» **Your goal**: Look through the material below. Copy each line that contains the string "name".
## start Source material
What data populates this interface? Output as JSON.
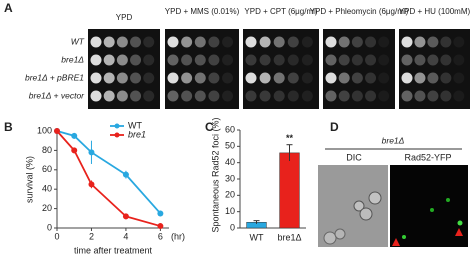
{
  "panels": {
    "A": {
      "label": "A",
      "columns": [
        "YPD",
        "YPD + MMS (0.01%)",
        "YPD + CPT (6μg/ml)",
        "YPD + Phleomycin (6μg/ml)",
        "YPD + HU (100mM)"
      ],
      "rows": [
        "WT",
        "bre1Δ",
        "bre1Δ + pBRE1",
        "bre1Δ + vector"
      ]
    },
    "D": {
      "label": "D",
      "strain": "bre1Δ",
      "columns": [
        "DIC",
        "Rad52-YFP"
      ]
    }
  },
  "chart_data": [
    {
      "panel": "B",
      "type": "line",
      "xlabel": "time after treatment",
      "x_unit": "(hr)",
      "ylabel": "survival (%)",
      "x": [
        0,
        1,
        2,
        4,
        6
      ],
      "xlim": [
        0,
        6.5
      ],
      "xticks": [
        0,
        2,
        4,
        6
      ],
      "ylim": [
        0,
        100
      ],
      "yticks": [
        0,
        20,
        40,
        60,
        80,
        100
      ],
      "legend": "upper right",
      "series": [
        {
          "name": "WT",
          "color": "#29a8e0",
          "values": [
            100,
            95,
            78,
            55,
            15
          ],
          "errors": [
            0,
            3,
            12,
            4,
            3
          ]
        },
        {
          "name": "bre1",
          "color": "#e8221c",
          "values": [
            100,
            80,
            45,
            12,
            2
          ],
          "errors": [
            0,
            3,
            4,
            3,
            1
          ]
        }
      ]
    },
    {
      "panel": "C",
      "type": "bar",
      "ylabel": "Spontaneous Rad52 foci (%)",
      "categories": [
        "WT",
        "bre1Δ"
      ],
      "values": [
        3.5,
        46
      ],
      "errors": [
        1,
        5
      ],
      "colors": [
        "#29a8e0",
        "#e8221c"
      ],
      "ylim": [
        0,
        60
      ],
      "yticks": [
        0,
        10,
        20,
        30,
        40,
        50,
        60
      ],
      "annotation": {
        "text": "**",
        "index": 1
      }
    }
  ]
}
## end Source material
## start Source material
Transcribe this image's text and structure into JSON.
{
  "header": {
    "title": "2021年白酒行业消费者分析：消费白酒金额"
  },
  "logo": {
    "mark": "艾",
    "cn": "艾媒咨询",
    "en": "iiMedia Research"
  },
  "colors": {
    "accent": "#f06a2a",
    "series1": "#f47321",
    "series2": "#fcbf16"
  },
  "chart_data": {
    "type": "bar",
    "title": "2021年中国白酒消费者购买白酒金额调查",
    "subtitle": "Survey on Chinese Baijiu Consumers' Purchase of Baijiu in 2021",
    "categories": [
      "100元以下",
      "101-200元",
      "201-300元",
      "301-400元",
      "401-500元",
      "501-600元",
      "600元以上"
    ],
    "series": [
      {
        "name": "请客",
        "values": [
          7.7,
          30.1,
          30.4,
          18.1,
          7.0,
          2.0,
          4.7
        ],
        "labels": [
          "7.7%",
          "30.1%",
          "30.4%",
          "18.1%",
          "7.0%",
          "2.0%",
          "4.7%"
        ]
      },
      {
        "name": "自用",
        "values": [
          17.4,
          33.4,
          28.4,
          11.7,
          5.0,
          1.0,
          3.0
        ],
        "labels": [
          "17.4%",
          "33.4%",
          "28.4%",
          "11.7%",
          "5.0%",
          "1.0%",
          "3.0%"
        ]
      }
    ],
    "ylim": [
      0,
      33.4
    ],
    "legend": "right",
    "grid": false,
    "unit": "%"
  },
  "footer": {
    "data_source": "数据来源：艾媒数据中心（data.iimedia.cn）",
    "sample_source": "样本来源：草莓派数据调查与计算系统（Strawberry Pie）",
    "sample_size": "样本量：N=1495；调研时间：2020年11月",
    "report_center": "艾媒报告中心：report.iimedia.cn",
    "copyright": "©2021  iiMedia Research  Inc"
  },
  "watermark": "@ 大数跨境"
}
## end Source material
## start Source material
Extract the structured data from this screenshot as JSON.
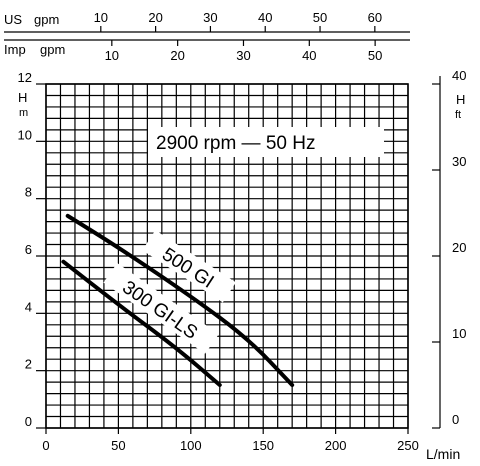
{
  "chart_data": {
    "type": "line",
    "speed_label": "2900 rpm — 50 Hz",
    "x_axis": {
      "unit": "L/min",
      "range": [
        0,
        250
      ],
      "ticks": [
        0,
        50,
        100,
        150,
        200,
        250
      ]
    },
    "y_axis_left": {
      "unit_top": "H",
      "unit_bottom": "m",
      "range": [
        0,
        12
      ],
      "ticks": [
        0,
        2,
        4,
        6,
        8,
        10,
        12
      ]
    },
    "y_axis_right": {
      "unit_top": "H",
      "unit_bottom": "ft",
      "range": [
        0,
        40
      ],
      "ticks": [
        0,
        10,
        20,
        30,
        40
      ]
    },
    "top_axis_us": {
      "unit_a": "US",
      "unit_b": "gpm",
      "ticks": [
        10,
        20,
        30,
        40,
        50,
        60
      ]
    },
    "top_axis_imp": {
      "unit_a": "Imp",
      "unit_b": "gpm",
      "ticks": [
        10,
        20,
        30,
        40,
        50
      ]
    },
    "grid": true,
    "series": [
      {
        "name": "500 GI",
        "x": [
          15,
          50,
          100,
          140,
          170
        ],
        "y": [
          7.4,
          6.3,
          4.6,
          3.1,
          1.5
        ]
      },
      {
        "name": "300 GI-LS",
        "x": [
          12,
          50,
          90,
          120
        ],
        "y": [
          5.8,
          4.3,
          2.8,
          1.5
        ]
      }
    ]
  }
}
## end Source material
» **Response to the exercise**:
          "name": "WT",
          "name": "bre1",
        "name": "请客",
        "name": "自用",
        "name": "500 GI",
        "name": "300 GI-LS",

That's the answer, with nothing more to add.